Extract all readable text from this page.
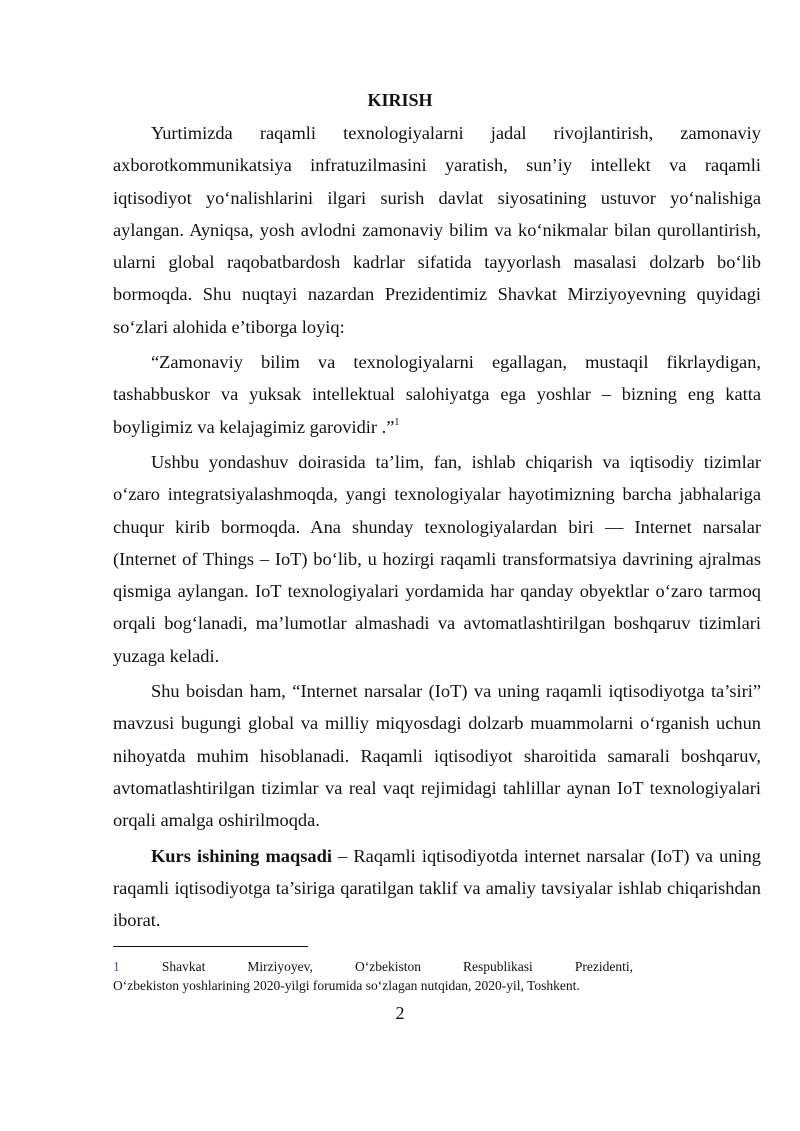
KIRISH

Yurtimizda raqamli texnologiyalarni jadal rivojlantirish, zamonaviy axborotkommunikatsiya infratuzilmasini yaratish, sun’iy intellekt va raqamli iqtisodiyot yo‘nalishlarini ilgari surish davlat siyosatining ustuvor yo‘nalishiga aylangan. Ayniqsa, yosh avlodni zamonaviy bilim va ko‘nikmalar bilan qurollantirish, ularni global raqobatbardosh kadrlar sifatida tayyorlash masalasi dolzarb bo‘lib bormoqda. Shu nuqtayi nazardan Prezidentimiz Shavkat Mirziyoyevning quyidagi so‘zlari alohida e’tiborga loyiq:

“Zamonaviy bilim va texnologiyalarni egallagan, mustaqil fikrlaydigan, tashabbuskor va yuksak intellektual salohiyatga ega yoshlar – bizning eng katta boyligimiz va kelajagimiz garovidir .”$^1$

Ushbu yondashuv doirasida ta’lim, fan, ishlab chiqarish va iqtisodiy tizimlar o‘zaro integratsiyalashmoqda, yangi texnologiyalar hayotimizning barcha jabhalariga chuqur kirib bormoqda. Ana shunday texnologiyalardan biri — Internet narsalar (Internet of Things – IoT) bo‘lib, u hozirgi raqamli transformatsiya davrining ajralmas qismiga aylangan. IoT texnologiyalari yordamida har qanday obyektlar o‘zaro tarmoq orqali bog‘lanadi, ma’lumotlar almashadi va avtomatlashtirilgan boshqaruv tizimlari yuzaga keladi.

Shu boisdan ham, “Internet narsalar (IoT) va uning raqamli iqtisodiyotga ta’siri” mavzusi bugungi global va milliy miqyosdagi dolzarb muammolarni o‘rganish uchun nihoyatda muhim hisoblanadi. Raqamli iqtisodiyot sharoitida samarali boshqaruv, avtomatlashtirilgan tizimlar va real vaqt rejimidagi tahlillar aynan IoT texnologiyalari orqali amalga oshirilmoqda.

Kurs ishining maqsadi – Raqamli iqtisodiyotda internet narsalar (IoT) va uning raqamli iqtisodiyotga ta’siriga qaratilgan taklif va amaliy tavsiyalar ishlab chiqarishdan iborat.

1 Shavkat Mirziyoyev, O‘zbekiston Respublikasi Prezidenti,
O‘zbekiston yoshlarining 2020-yilgi forumida so‘zlagan nutqidan, 2020-yil, Toshkent.
2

- - - - -

### Written exercise
From the entries above, copy every line that holds the word "texnologiyalari".

### Exercise answer
Ushbu yondashuv doirasida ta’lim, fan, ishlab chiqarish va iqtisodiy tizimlar o‘zaro integratsiyalashmoqda, yangi texnologiyalar hayotimizning barcha jabhalariga chuqur kirib bormoqda. Ana shunday texnologiyalardan biri — Internet narsalar (Internet of Things – IoT) bo‘lib, u hozirgi raqamli transformatsiya davrining ajralmas qismiga aylangan. IoT texnologiyalari yordamida har qanday obyektlar o‘zaro tarmoq orqali bog‘lanadi, ma’lumotlar almashadi va avtomatlashtirilgan boshqaruv tizimlari yuzaga keladi.
Shu boisdan ham, “Internet narsalar (IoT) va uning raqamli iqtisodiyotga ta’siri” mavzusi bugungi global va milliy miqyosdagi dolzarb muammolarni o‘rganish uchun nihoyatda muhim hisoblanadi. Raqamli iqtisodiyot sharoitida samarali boshqaruv, avtomatlashtirilgan tizimlar va real vaqt rejimidagi tahlillar aynan IoT texnologiyalari orqali amalga oshirilmoqda.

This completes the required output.